▸ TASK DIRECTIONS: Which lines hold the word "Attorney"? Copy each of them.

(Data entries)
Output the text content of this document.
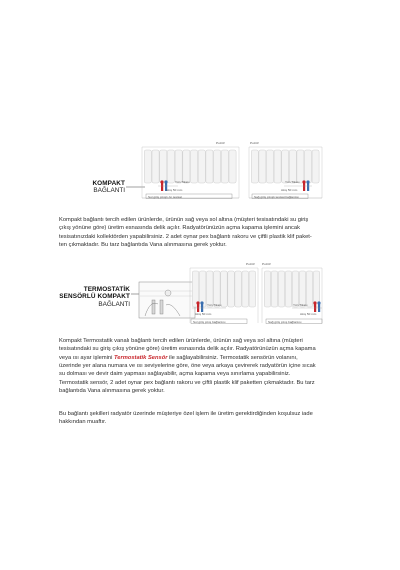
KOMPAKT
BAĞLANTI
Pozitif
Yön Tikası
Akış 50 mm
Sol giriş çıkışlı ön tesisat
Pozitif
Yön Tikası
Akış 50 mm
Sağ giriş çıkışlı tesisat bağlantısı

Kompakt bağlantı tercih edilen ürünlerde, ürünün sağ veya sol altına (müşteri tesisatındaki su giriş

çıkış yönüne göre) üretim esnasında delik açılır. Radyatörünüzün açma kapama işlemini ancak

tesisatınızdaki kollektörden yapabilirsiniz. 2 adet oynar pex bağlantı rakoru ve çiftli plastik klif paket-

ten çıkmaktadır. Bu tarz bağlantıda Vana alınmasına gerek yoktur.

TERMOSTATİK
SENSÖRLÜ KOMPAKT
BAĞLANTI
Pozitif
Yön Tikası
Akış 50 mm
Sol giriş çıkış bağlantısı
Pozitif
Yön Tikası
Akış 50 mm
Sağ giriş çıkış bağlantısı

Kompakt Termostatik vanalı bağlantı tercih edilen ürünlerde, ürünün sağ veya sol altına (müşteri

tesisatındaki su giriş çıkış yönüne göre) üretim esnasında delik açılır. Radyatörünüzün açma kapama

veya ısı ayar işlemini Termostatik Sensör ile sağlayabilirsiniz. Termostatik sensörün volanını,

üzerinde yer alana numara ve ısı seviyelerine göre, öne veya arkaya çevirerek radyatörün içine sıcak

su dolması ve devir daim yapması sağlayabilir, açma kapama veya sınırlama yapabilirsiniz.

Termostatik sensör, 2 adet oynar pex bağlantı rakoru ve çiftli plastik klif paketten çıkmaktadır. Bu tarz

bağlantıda Vana alınmasına gerek yoktur.

Bu bağlantı şekilleri radyatör üzerinde müşteriye özel işlem ile üretim gerektirdiğinden koşulsuz iade

hakkından muaftır.
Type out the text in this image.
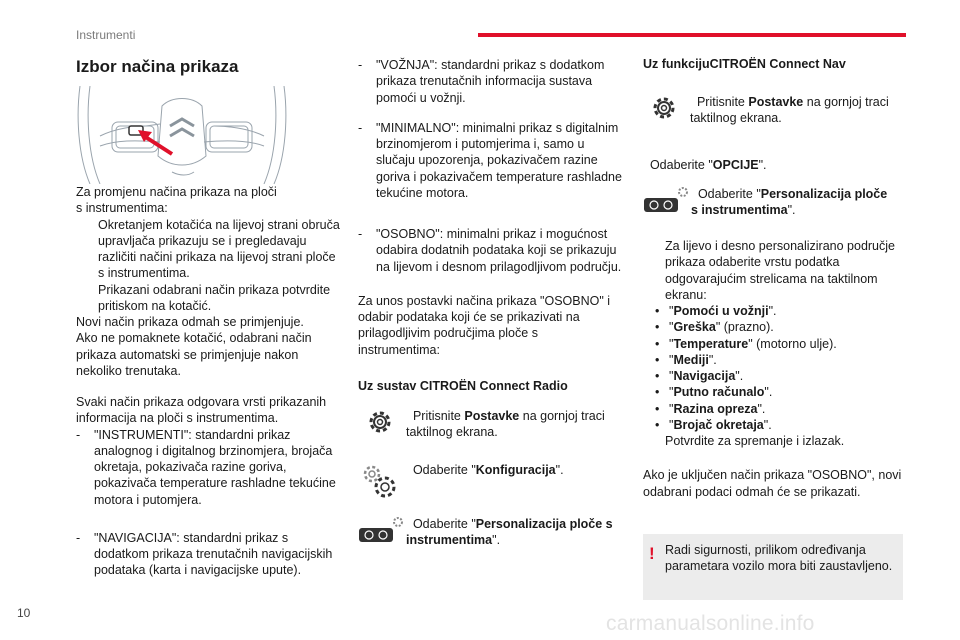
Instrumenti
Izbor načina prikaza

Za promjenu načina prikaza na ploči

s instrumentima:

Okretanjem kotačića na lijevoj strani obruča upravljača prikazuju se i pregledavaju različiti načini prikaza na lijevoj strani ploče s instrumentima.
Prikazani odabrani način prikaza potvrdite pritiskom na kotačić.

Novi način prikaza odmah se primjenjuje.

Ako ne pomaknete kotačić, odabrani način prikaza automatski se primjenjuje nakon nekoliko trenutaka.

Svaki način prikaza odgovara vrsti prikazanih informacija na ploči s instrumentima.

- "INSTRUMENTI": standardni prikaz analognog i digitalnog brzinomjera, brojača okretaja, pokazivača razine goriva, pokazivača temperature rashladne tekućine motora i putomjera.
- "NAVIGACIJA": standardni prikaz s dodatkom prikaza trenutačnih navigacijskih podataka (karta i navigacijske upute).
- "VOŽNJA": standardni prikaz s dodatkom prikaza trenutačnih informacija sustava pomoći u vožnji.
- "MINIMALNO": minimalni prikaz s digitalnim brzinomjerom i putomjerima i, samo u slučaju upozorenja, pokazivačem razine goriva i pokazivačem temperature rashladne tekućine motora.
- "OSOBNO": minimalni prikaz i mogućnost odabira dodatnih podataka koji se prikazuju na lijevom i desnom prilagodljivom području.

Za unos postavki načina prikaza "OSOBNO" i odabir podataka koji će se prikazivati na prilagodljivim područjima ploče s instrumentima:

Uz sustav CITROËN Connect Radio
Pritisnite Postavke na gornjoj traci taktilnog ekrana.
Odaberite "Konfiguracija".
Odaberite "Personalizacija ploče s instrumentima".
Uz funkcijuCITROËN Connect Nav
Pritisnite Postavke na gornjoj traci taktilnog ekrana.
Odaberite "OPCIJE".
Odaberite "Personalizacija ploče s instrumentima".
Za lijevo i desno personalizirano područje prikaza odaberite vrstu podatka odgovarajućim strelicama na taktilnom ekranu:
• "Pomoći u vožnji".
• "Greška" (prazno).
• "Temperature" (motorno ulje).
• "Mediji".
• "Navigacija".
• "Putno računalo".
• "Razina opreza".
• "Brojač okretaja".
Potvrdite za spremanje i izlazak.

Ako je uključen način prikaza "OSOBNO", novi odabrani podaci odmah će se prikazati.

! Radi sigurnosti, prilikom određivanja parametara vozilo mora biti zaustavljeno.
10	carmanualsonline.info
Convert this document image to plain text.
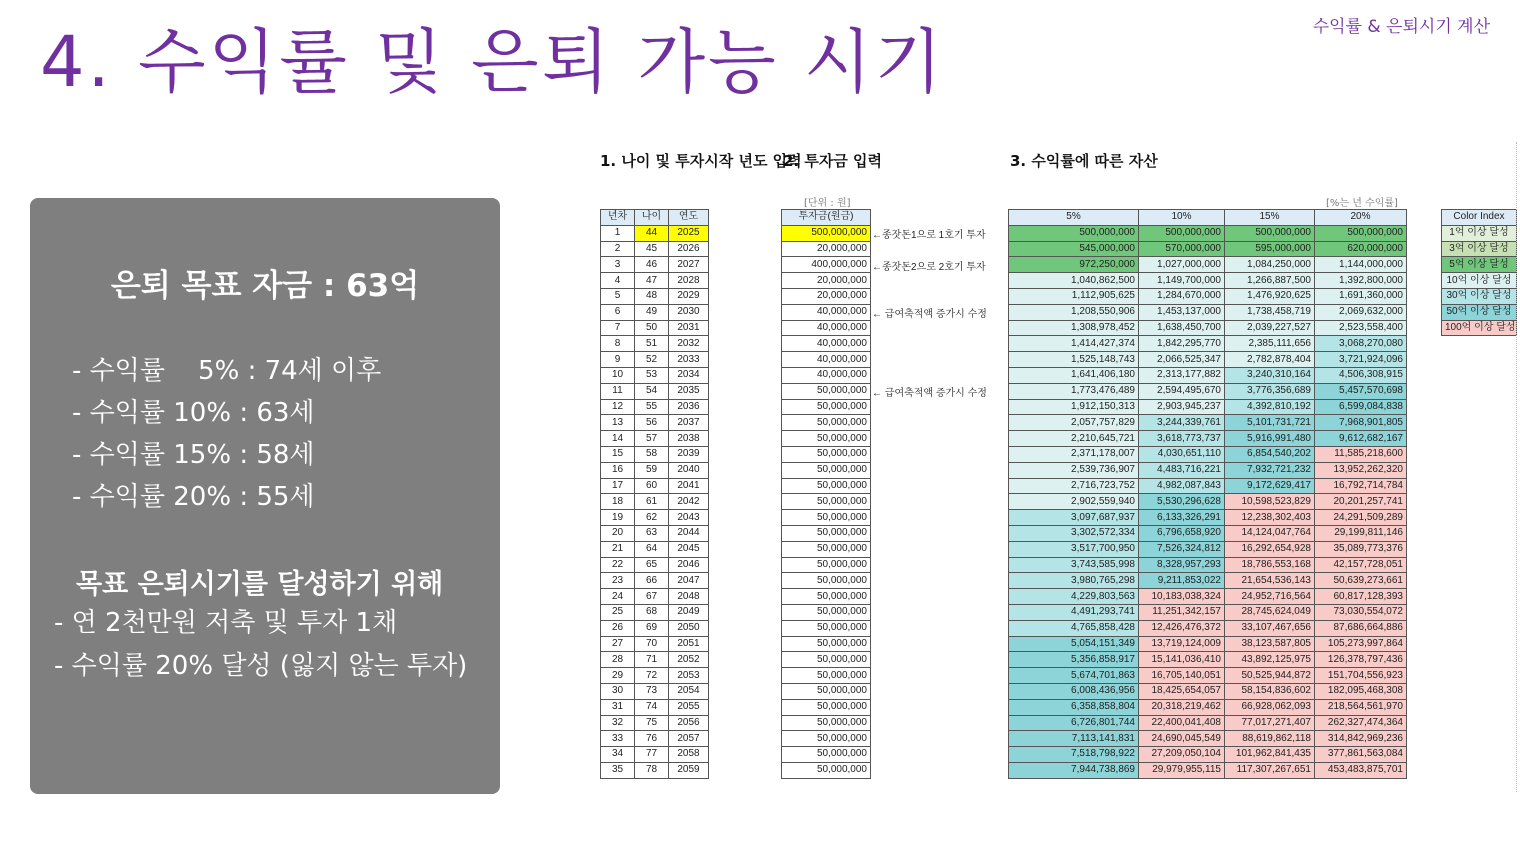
수익률 & 은퇴시기 계산
4. 수익률 및 은퇴 가능 시기
은퇴 목표 자금 : 63억
- 수익률    5% : 74세 이후
- 수익률 10% : 63세
- 수익률 15% : 58세
- 수익률 20% : 55세
목표 은퇴시기를 달성하기 위해
- 연 2천만원 저축 및 투자 1채
- 수익률 20% 달성 (잃지 않는 투자)
1. 나이 및 투자시작 년도 입력
2. 투자금 입력	3. 수익률에 따른 자산
[단위 : 원]	[%는 년 수익률]
년차	나이	연도
1	44	2025
2	45	2026
3	46	2027
4	47	2028
5	48	2029
6	49	2030
7	50	2031
8	51	2032
9	52	2033
10	53	2034
11	54	2035
12	55	2036
13	56	2037
14	57	2038
15	58	2039
16	59	2040
17	60	2041
18	61	2042
19	62	2043
20	63	2044
21	64	2045
22	65	2046
23	66	2047
24	67	2048
25	68	2049
26	69	2050
27	70	2051
28	71	2052
29	72	2053
30	73	2054
31	74	2055
32	75	2056
33	76	2057
34	77	2058
35	78	2059
투자금(원금)
500,000,000
20,000,000
400,000,000
20,000,000
20,000,000
40,000,000
40,000,000
40,000,000
40,000,000
40,000,000
50,000,000
50,000,000
50,000,000
50,000,000
50,000,000
50,000,000
50,000,000
50,000,000
50,000,000
50,000,000
50,000,000
50,000,000
50,000,000
50,000,000
50,000,000
50,000,000
50,000,000
50,000,000
50,000,000
50,000,000
50,000,000
50,000,000
50,000,000
50,000,000
50,000,000
←종잣돈1으로 1호기 투자
←종잣돈2으로 2호기 투자
← 급여축적액 증가시 수정
← 급여축적액 증가시 수정
5%	10%	15%	20%
500,000,000	500,000,000	500,000,000	500,000,000
545,000,000	570,000,000	595,000,000	620,000,000
972,250,000	1,027,000,000	1,084,250,000	1,144,000,000
1,040,862,500	1,149,700,000	1,266,887,500	1,392,800,000
1,112,905,625	1,284,670,000	1,476,920,625	1,691,360,000
1,208,550,906	1,453,137,000	1,738,458,719	2,069,632,000
1,308,978,452	1,638,450,700	2,039,227,527	2,523,558,400
1,414,427,374	1,842,295,770	2,385,111,656	3,068,270,080
1,525,148,743	2,066,525,347	2,782,878,404	3,721,924,096
1,641,406,180	2,313,177,882	3,240,310,164	4,506,308,915
1,773,476,489	2,594,495,670	3,776,356,689	5,457,570,698
1,912,150,313	2,903,945,237	4,392,810,192	6,599,084,838
2,057,757,829	3,244,339,761	5,101,731,721	7,968,901,805
2,210,645,721	3,618,773,737	5,916,991,480	9,612,682,167
2,371,178,007	4,030,651,110	6,854,540,202	11,585,218,600
2,539,736,907	4,483,716,221	7,932,721,232	13,952,262,320
2,716,723,752	4,982,087,843	9,172,629,417	16,792,714,784
2,902,559,940	5,530,296,628	10,598,523,829	20,201,257,741
3,097,687,937	6,133,326,291	12,238,302,403	24,291,509,289
3,302,572,334	6,796,658,920	14,124,047,764	29,199,811,146
3,517,700,950	7,526,324,812	16,292,654,928	35,089,773,376
3,743,585,998	8,328,957,293	18,786,553,168	42,157,728,051
3,980,765,298	9,211,853,022	21,654,536,143	50,639,273,661
4,229,803,563	10,183,038,324	24,952,716,564	60,817,128,393
4,491,293,741	11,251,342,157	28,745,624,049	73,030,554,072
4,765,858,428	12,426,476,372	33,107,467,656	87,686,664,886
5,054,151,349	13,719,124,009	38,123,587,805	105,273,997,864
5,356,858,917	15,141,036,410	43,892,125,975	126,378,797,436
5,674,701,863	16,705,140,051	50,525,944,872	151,704,556,923
6,008,436,956	18,425,654,057	58,154,836,602	182,095,468,308
6,358,858,804	20,318,219,462	66,928,062,093	218,564,561,970
6,726,801,744	22,400,041,408	77,017,271,407	262,327,474,364
7,113,141,831	24,690,045,549	88,619,862,118	314,842,969,236
7,518,798,922	27,209,050,104	101,962,841,435	377,861,563,084
7,944,738,869	29,979,955,115	117,307,267,651	453,483,875,701
Color Index
1억 이상 달성
3억 이상 달성
5억 이상 달성
10억 이상 달성
30억 이상 달성
50억 이상 달성
100억 이상 달성
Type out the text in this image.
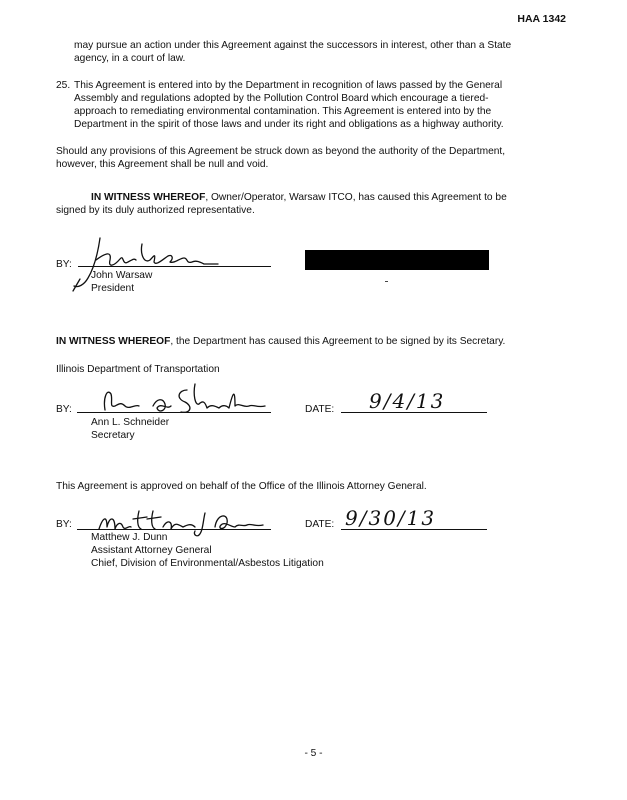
HAA 1342
may pursue an action under this Agreement against the successors in interest, other than a State
agency, in a court of law.
25. This Agreement is entered into by the Department in recognition of laws passed by the General
Assembly and regulations adopted by the Pollution Control Board which encourage a tiered-
approach to remediating environmental contamination. This Agreement is entered into by the
Department in the spirit of those laws and under its right and obligations as a highway authority.
Should any provisions of this Agreement be struck down as beyond the authority of the Department,
however, this Agreement shall be null and void.
IN WITNESS WHEREOF, Owner/Operator, Warsaw ITCO, has caused this Agreement to be
signed by its duly authorized representative.
BY:
John Warsaw
President
IN WITNESS WHEREOF, the Department has caused this Agreement to be signed by its Secretary.
Illinois Department of Transportation
BY:
Ann L. Schneider
Secretary
DATE: 9/4/13
This Agreement is approved on behalf of the Office of the Illinois Attorney General.
BY:
Matthew J. Dunn
Assistant Attorney General
Chief, Division of Environmental/Asbestos Litigation
DATE: 9/30/13
- 5 -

▸ EXPECTED ANSWER:
This Agreement is approved on behalf of the Office of the Illinois Attorney General.
Assistant Attorney General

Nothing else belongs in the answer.